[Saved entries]
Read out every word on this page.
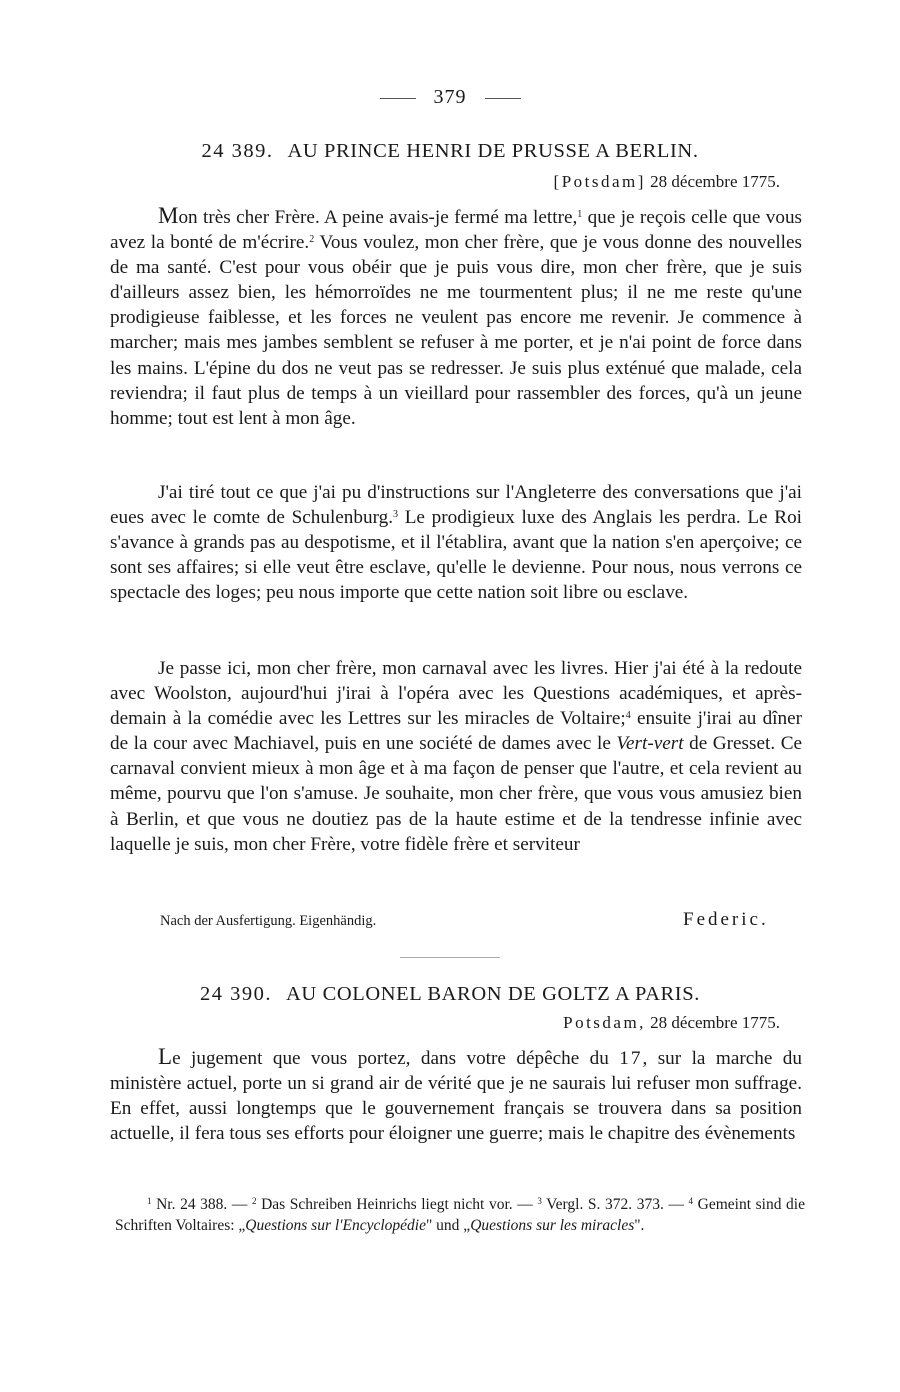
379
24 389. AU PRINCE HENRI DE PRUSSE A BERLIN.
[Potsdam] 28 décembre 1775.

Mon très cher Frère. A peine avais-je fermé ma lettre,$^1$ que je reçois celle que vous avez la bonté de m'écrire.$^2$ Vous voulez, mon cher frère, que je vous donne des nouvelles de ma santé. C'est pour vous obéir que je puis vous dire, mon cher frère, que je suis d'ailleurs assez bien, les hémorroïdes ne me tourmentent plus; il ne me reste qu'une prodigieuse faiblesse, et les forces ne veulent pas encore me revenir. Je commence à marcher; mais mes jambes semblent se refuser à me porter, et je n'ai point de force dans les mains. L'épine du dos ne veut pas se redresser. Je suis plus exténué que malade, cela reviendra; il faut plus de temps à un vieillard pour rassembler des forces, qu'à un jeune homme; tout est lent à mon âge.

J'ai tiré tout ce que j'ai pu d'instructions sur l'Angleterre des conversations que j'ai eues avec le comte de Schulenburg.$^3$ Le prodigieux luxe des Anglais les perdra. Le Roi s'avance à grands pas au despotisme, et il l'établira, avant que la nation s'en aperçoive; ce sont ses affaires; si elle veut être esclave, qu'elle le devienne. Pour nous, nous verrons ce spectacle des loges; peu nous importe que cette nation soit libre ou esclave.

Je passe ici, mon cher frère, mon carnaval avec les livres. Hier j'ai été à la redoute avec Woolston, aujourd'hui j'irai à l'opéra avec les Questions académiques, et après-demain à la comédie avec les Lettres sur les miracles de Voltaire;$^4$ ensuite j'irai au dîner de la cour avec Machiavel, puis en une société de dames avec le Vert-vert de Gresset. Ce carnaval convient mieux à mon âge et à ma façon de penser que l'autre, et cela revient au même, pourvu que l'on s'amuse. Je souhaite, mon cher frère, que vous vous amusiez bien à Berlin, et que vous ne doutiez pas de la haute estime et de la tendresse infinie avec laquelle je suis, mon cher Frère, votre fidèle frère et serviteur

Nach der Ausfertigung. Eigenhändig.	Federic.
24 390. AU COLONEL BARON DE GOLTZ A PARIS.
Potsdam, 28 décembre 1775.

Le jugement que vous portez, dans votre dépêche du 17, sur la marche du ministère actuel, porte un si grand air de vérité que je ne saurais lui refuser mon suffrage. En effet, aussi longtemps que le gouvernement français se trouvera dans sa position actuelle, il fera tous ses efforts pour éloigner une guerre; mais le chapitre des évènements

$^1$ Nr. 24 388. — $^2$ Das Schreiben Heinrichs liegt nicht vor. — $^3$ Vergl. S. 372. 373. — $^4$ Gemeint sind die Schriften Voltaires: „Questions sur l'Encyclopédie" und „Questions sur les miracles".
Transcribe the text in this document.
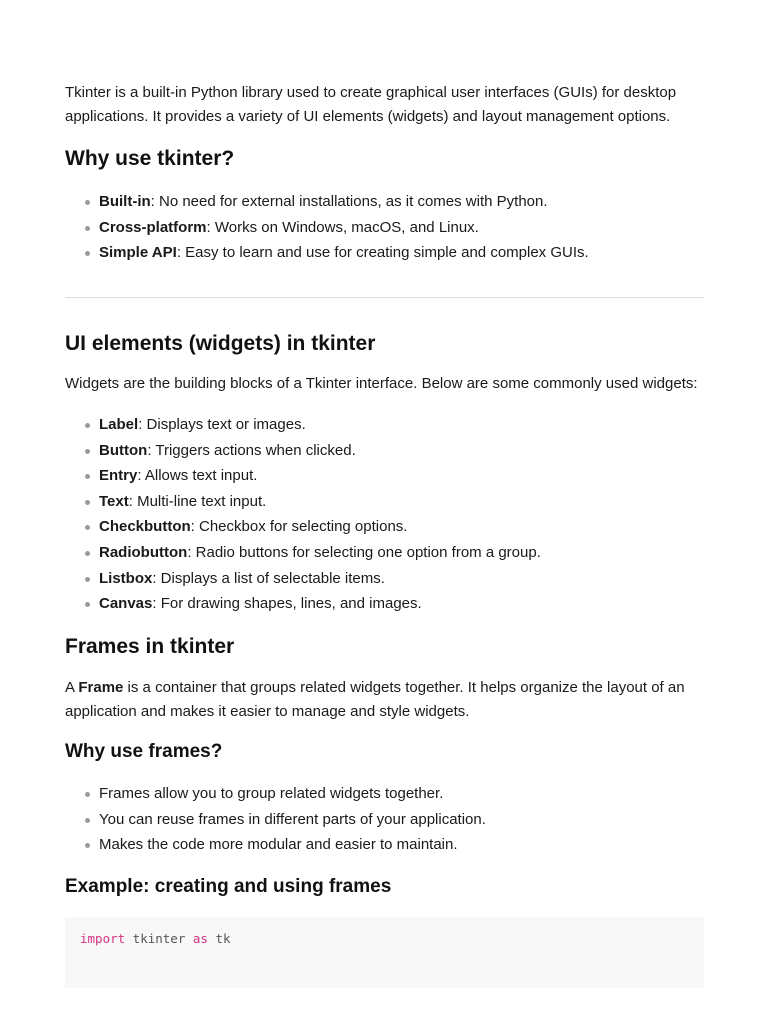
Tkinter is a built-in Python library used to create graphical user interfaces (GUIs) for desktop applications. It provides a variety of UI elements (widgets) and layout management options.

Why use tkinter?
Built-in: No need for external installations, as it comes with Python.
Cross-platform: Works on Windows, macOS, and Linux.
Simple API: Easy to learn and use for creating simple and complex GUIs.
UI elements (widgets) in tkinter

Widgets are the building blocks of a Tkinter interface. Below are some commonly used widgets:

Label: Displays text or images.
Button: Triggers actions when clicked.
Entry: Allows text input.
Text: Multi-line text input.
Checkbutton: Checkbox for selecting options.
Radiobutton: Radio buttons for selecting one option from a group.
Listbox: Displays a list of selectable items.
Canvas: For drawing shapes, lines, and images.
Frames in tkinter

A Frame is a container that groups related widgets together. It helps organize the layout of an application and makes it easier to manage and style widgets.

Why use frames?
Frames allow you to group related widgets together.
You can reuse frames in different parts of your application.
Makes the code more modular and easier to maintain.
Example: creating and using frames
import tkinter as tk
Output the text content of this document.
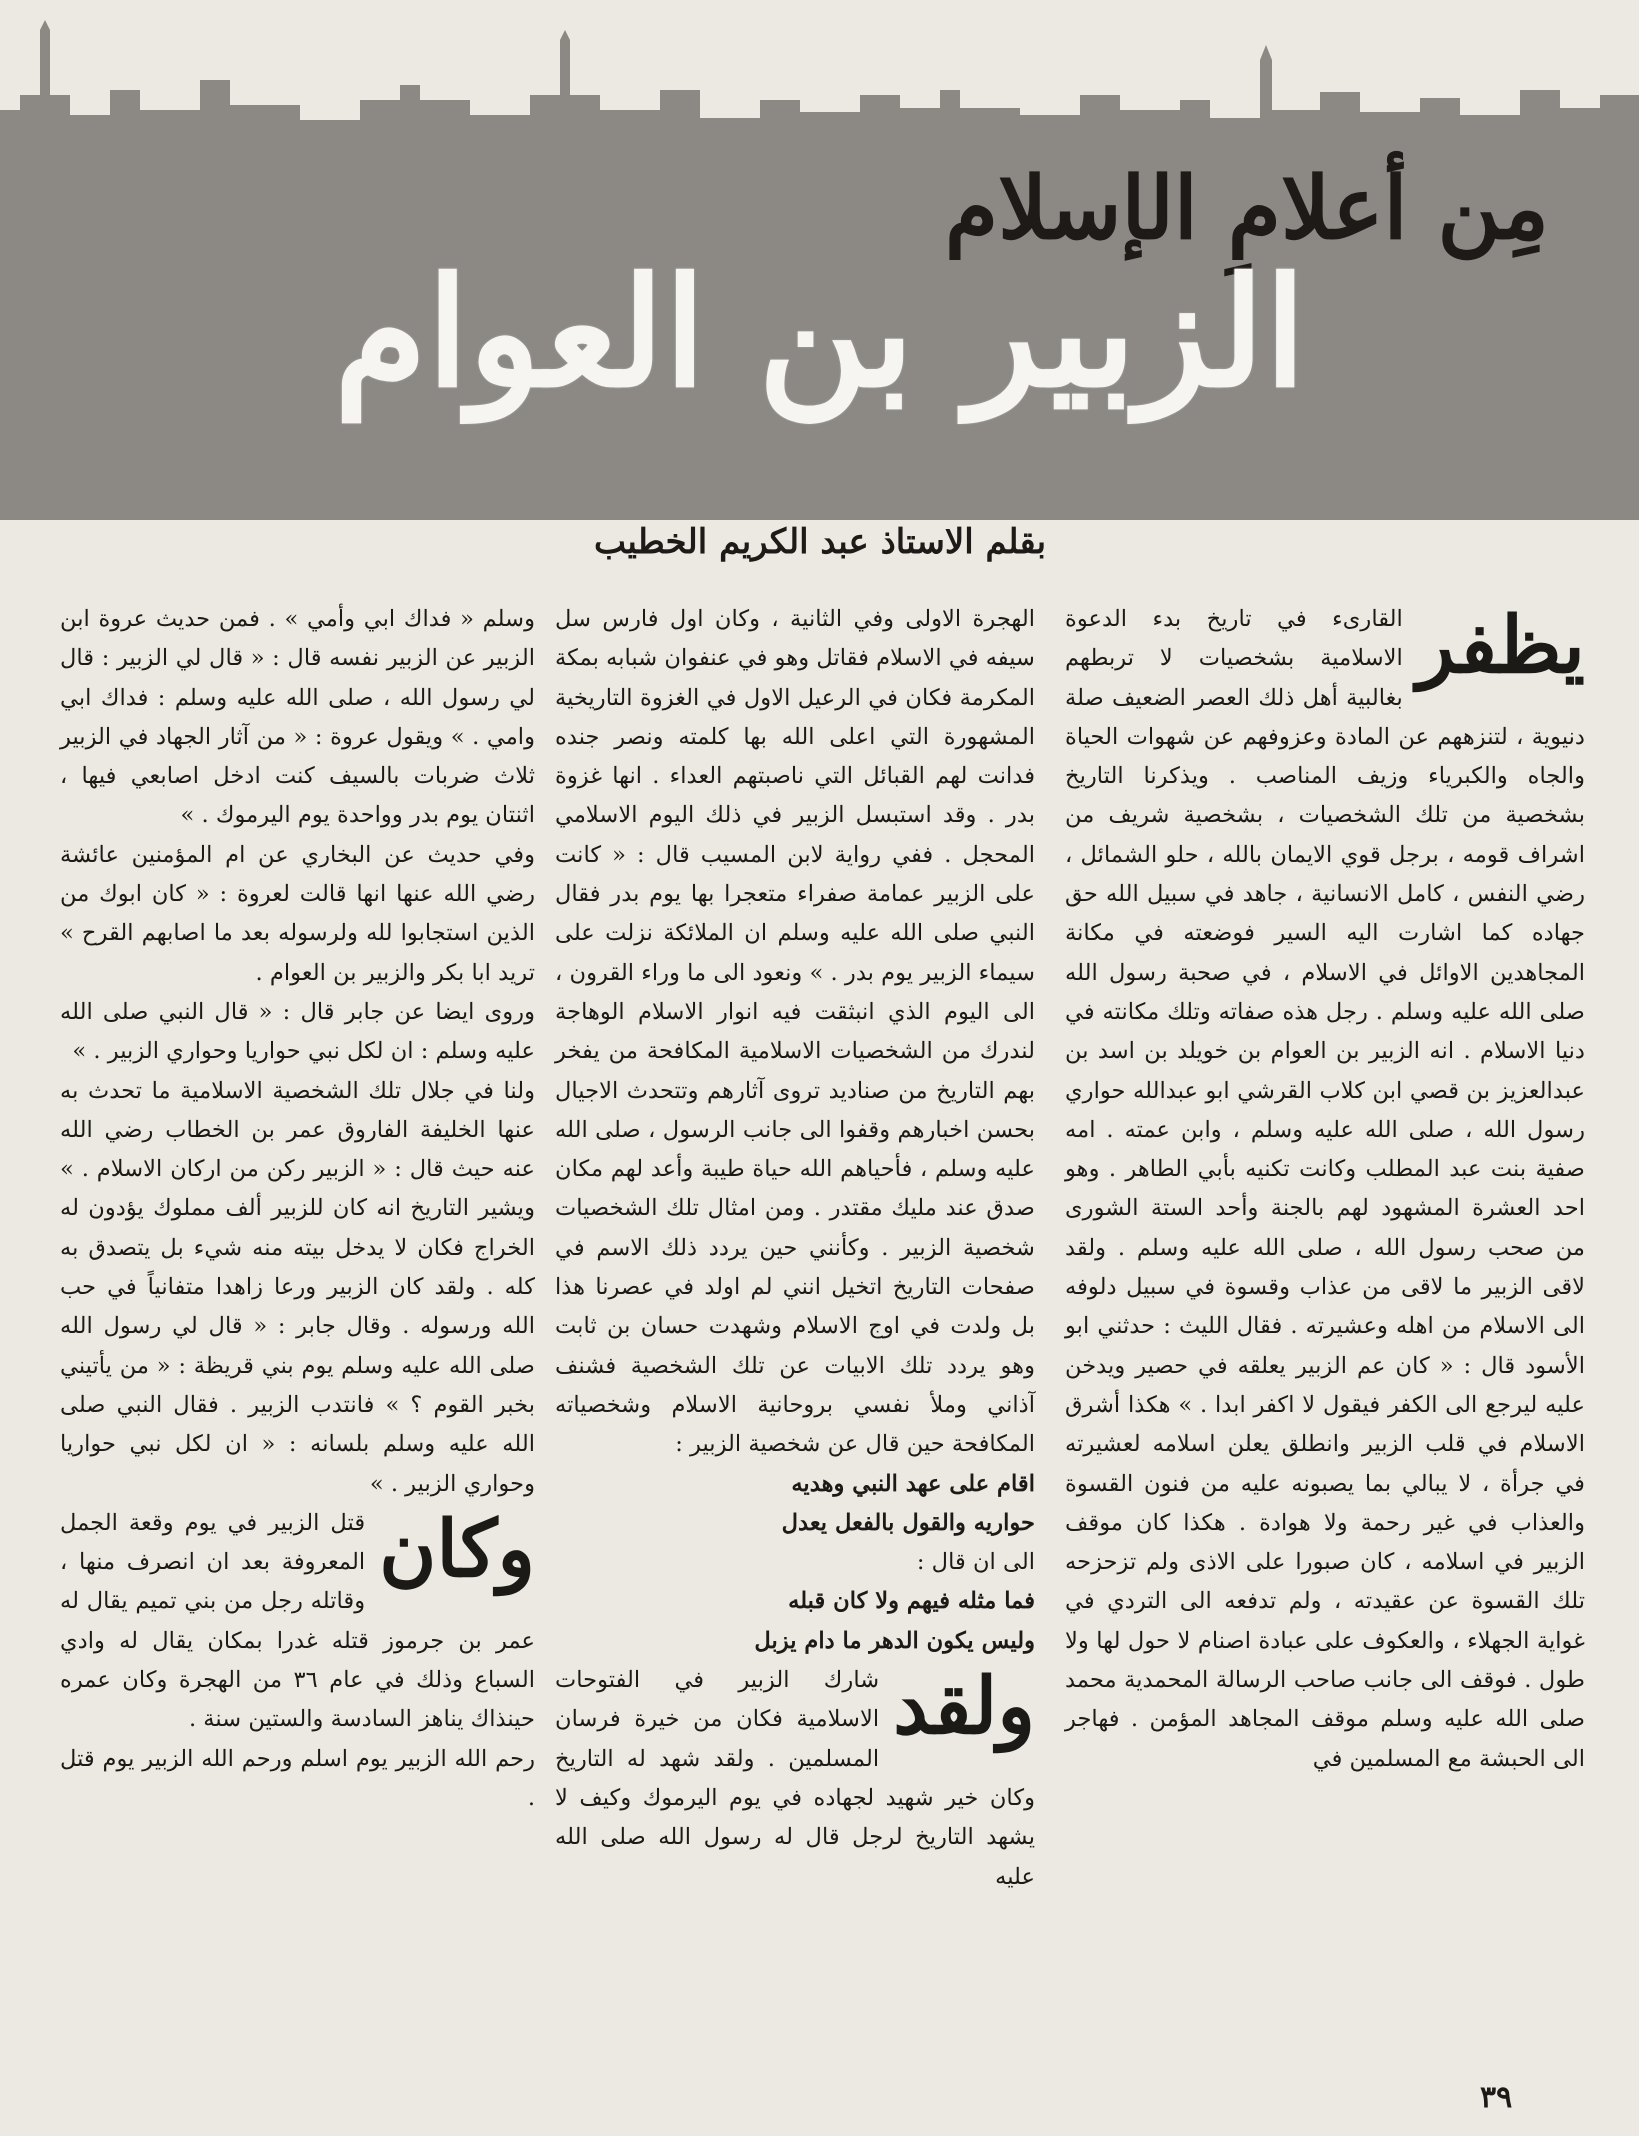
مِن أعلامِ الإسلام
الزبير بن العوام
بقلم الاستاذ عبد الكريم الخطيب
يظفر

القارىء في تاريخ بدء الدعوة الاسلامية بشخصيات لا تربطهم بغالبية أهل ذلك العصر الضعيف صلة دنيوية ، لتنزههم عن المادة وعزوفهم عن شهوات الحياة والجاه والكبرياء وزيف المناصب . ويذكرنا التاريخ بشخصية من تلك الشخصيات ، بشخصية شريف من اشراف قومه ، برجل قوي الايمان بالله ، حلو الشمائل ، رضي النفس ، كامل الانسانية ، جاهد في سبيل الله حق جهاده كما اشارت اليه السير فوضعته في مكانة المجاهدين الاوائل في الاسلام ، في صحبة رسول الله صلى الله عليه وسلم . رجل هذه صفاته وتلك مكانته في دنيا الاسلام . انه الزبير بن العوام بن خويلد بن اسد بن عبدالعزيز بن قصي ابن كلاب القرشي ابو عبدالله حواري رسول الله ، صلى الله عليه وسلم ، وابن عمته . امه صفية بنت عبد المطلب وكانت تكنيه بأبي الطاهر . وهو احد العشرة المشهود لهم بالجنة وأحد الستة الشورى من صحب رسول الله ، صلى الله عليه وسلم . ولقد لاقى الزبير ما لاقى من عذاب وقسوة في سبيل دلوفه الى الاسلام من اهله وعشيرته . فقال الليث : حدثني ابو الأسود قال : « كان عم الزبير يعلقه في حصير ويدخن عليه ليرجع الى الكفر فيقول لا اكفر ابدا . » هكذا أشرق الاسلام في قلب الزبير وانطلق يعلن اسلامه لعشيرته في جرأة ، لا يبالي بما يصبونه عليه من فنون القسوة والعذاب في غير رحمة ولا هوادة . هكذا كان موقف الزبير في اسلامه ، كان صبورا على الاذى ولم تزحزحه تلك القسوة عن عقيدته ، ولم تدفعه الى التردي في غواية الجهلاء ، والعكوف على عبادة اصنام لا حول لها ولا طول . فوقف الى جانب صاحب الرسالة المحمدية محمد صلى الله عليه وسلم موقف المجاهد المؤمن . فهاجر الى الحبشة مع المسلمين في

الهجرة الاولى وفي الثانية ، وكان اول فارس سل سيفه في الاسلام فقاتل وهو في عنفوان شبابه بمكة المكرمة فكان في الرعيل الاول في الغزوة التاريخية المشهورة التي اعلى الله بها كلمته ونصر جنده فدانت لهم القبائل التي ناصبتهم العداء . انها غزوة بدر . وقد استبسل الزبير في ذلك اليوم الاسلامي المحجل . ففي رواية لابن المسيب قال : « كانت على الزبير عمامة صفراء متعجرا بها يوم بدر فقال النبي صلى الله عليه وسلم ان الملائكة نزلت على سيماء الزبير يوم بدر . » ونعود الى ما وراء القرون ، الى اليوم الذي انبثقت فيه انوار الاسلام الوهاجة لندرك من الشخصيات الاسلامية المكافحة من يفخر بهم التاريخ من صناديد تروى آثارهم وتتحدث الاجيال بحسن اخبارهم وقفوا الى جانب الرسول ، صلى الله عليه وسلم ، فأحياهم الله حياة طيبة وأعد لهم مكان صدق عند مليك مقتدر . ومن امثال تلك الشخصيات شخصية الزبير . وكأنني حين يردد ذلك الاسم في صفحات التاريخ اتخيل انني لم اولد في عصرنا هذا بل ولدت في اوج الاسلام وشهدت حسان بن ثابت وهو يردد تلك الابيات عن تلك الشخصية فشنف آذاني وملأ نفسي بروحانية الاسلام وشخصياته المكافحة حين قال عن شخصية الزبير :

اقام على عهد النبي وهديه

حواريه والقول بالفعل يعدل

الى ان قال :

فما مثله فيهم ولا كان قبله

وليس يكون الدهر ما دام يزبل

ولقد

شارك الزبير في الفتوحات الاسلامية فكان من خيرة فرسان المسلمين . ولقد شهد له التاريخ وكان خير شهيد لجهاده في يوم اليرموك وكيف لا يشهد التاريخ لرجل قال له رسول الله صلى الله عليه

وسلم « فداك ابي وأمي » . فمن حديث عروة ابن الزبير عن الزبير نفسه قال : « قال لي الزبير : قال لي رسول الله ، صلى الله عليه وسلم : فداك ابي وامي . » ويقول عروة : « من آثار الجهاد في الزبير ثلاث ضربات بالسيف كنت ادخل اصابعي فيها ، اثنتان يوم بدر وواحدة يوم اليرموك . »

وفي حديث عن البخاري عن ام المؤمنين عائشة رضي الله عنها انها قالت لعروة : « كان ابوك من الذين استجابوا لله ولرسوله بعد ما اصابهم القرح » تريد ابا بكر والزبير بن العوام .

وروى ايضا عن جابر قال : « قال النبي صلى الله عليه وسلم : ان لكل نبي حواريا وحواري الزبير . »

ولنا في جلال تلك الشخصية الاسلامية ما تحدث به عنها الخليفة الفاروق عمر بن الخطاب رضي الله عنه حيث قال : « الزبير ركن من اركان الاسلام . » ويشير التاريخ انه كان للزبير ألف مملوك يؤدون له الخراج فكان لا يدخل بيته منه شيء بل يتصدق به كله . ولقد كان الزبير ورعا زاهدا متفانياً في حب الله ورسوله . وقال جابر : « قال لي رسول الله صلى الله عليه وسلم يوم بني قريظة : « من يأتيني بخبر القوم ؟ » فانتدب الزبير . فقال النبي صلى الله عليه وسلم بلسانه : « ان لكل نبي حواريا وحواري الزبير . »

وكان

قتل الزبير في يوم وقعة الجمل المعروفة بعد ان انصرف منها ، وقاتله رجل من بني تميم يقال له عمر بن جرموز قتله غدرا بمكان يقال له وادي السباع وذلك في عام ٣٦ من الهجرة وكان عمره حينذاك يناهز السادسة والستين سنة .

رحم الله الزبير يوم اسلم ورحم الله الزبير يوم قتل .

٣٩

[Given task] Check each line of the records above for "text", and copy those that have it.

[Complete output]
Transcribe the text in this document.
Label: Displays text or images.
Entry: Allows text input.
Text: Multi-line text input.
Output the text content of this document.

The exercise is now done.